# Data entries start

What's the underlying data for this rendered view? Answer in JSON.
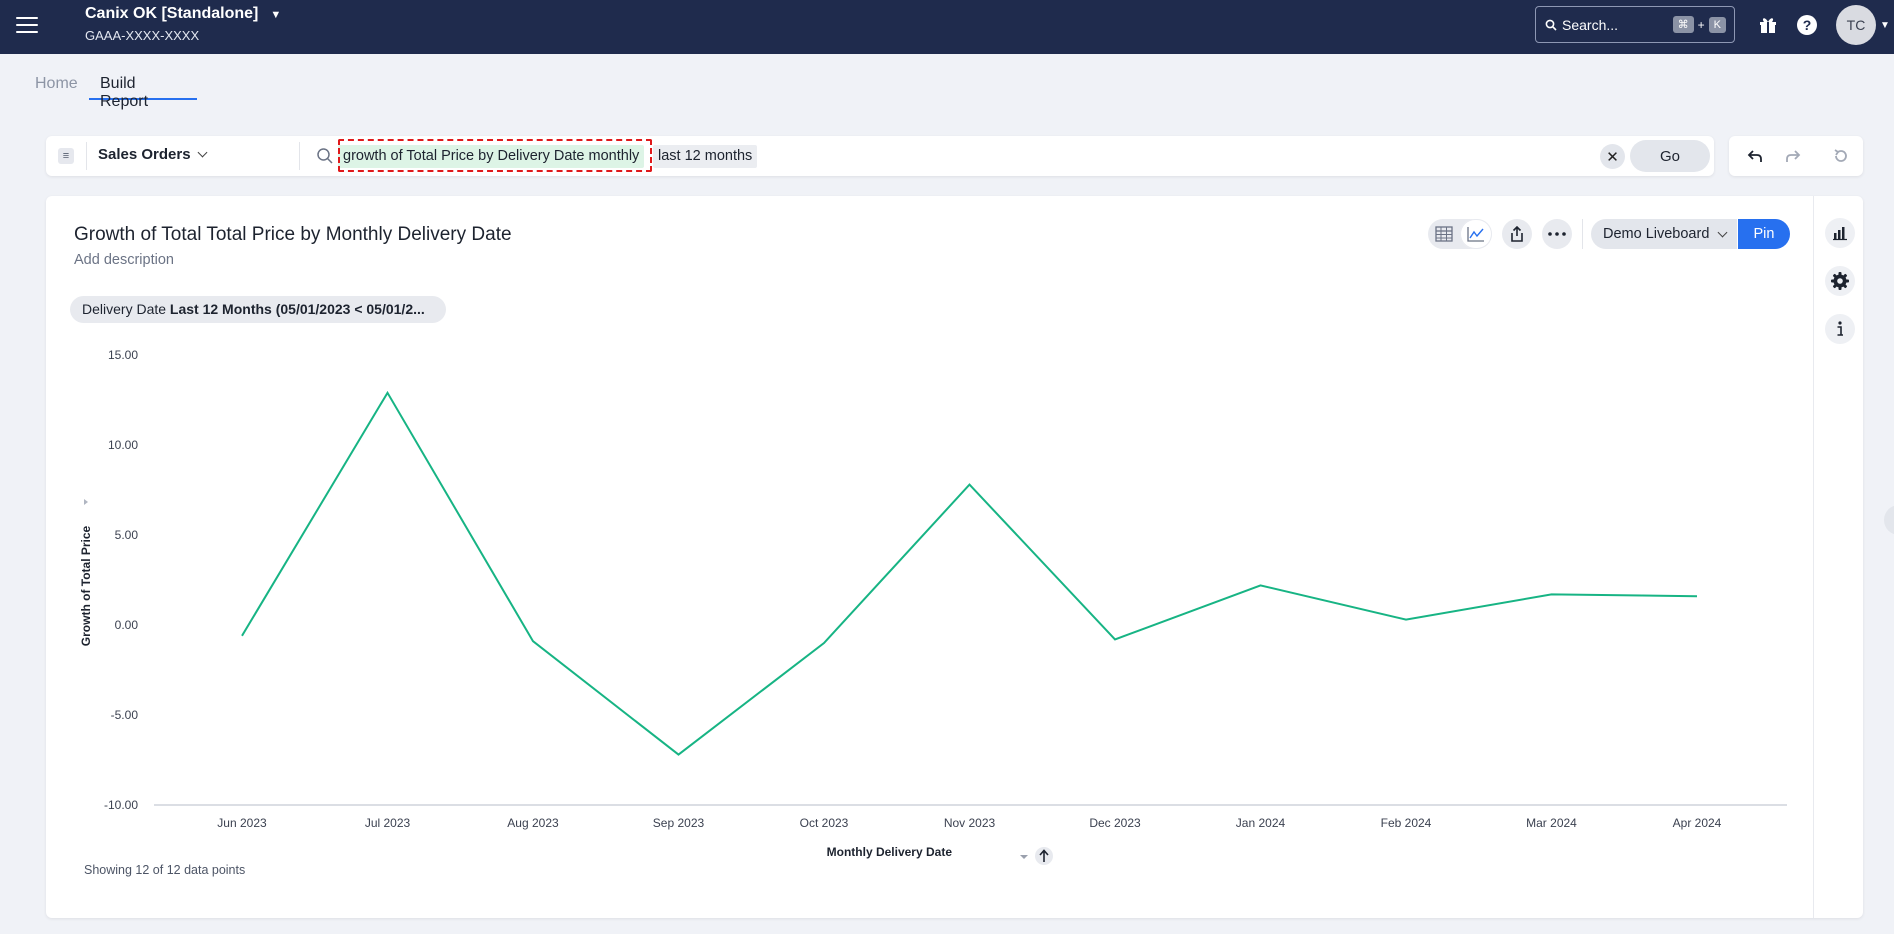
{
  "header": {
    "org_name": "Canix OK [Standalone]",
    "org_id": "GAAA-XXXX-XXXX",
    "search_placeholder": "Search...",
    "shortcut_key1": "⌘",
    "shortcut_plus": "+",
    "shortcut_key2": "K",
    "avatar_initials": "TC"
  },
  "breadcrumb": {
    "home": "Home",
    "current": "Build Report"
  },
  "query": {
    "data_source": "Sales Orders",
    "token_main": "growth of Total Price by Delivery Date monthly",
    "token_filter": "last 12 months",
    "go_label": "Go"
  },
  "card": {
    "title": "Growth of Total Total Price by Monthly Delivery Date",
    "description": "Add description",
    "liveboard": "Demo Liveboard",
    "pin_label": "Pin",
    "filter_label": "Delivery Date",
    "filter_value": "Last 12 Months (05/01/2023 < 05/01/2...",
    "data_points_note": "Showing 12 of 12 data points"
  },
  "colors": {
    "navbar": "#1f2b4d",
    "accent": "#2770ef",
    "series": "#17b484",
    "highlight": "#e0191b"
  },
  "chart_data": {
    "type": "line",
    "title": "Growth of Total Total Price by Monthly Delivery Date",
    "xlabel": "Monthly Delivery Date",
    "ylabel": "Growth of Total Price",
    "ylim": [
      -10,
      15
    ],
    "yticks": [
      "15.00",
      "10.00",
      "5.00",
      "0.00",
      "-5.00",
      "-10.00"
    ],
    "ytick_values": [
      15,
      10,
      5,
      0,
      -5,
      -10
    ],
    "categories": [
      "Jun 2023",
      "Jul 2023",
      "Aug 2023",
      "Sep 2023",
      "Oct 2023",
      "Nov 2023",
      "Dec 2023",
      "Jan 2024",
      "Feb 2024",
      "Mar 2024",
      "Apr 2024"
    ],
    "series": [
      {
        "name": "Growth of Total Price",
        "values": [
          -0.6,
          12.9,
          -0.9,
          -7.2,
          -1.0,
          7.8,
          -0.8,
          2.2,
          0.3,
          1.7,
          1.6
        ]
      }
    ],
    "grid": false
  }
}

# Data entries end

### Given exercise
Extract all the data above exactly, excluding every picture.

### Completed exercise
What's the underlying data for this rendered view? Answer in JSON.
{
  "header": {
    "org_name": "Canix OK [Standalone]",
    "org_id": "GAAA-XXXX-XXXX",
    "search_placeholder": "Search...",
    "shortcut_key1": "⌘",
    "shortcut_plus": "+",
    "shortcut_key2": "K",
    "avatar_initials": "TC"
  },
  "breadcrumb": {
    "home": "Home",
    "current": "Build Report"
  },
  "query": {
    "data_source": "Sales Orders",
    "token_main": "growth of Total Price by Delivery Date monthly",
    "token_filter": "last 12 months",
    "go_label": "Go"
  },
  "card": {
    "title": "Growth of Total Total Price by Monthly Delivery Date",
    "description": "Add description",
    "liveboard": "Demo Liveboard",
    "pin_label": "Pin",
    "filter_label": "Delivery Date",
    "filter_value": "Last 12 Months (05/01/2023 < 05/01/2...",
    "data_points_note": "Showing 12 of 12 data points"
  },
  "colors": {
    "navbar": "#1f2b4d",
    "accent": "#2770ef",
    "series": "#17b484",
    "highlight": "#e0191b"
  },
  "chart_data": {
    "type": "line",
    "title": "Growth of Total Total Price by Monthly Delivery Date",
    "xlabel": "Monthly Delivery Date",
    "ylabel": "Growth of Total Price",
    "ylim": [
      -10,
      15
    ],
    "yticks": [
      "15.00",
      "10.00",
      "5.00",
      "0.00",
      "-5.00",
      "-10.00"
    ],
    "ytick_values": [
      15,
      10,
      5,
      0,
      -5,
      -10
    ],
    "categories": [
      "Jun 2023",
      "Jul 2023",
      "Aug 2023",
      "Sep 2023",
      "Oct 2023",
      "Nov 2023",
      "Dec 2023",
      "Jan 2024",
      "Feb 2024",
      "Mar 2024",
      "Apr 2024"
    ],
    "series": [
      {
        "name": "Growth of Total Price",
        "values": [
          -0.6,
          12.9,
          -0.9,
          -7.2,
          -1.0,
          7.8,
          -0.8,
          2.2,
          0.3,
          1.7,
          1.6
        ]
      }
    ],
    "grid": false
  }
}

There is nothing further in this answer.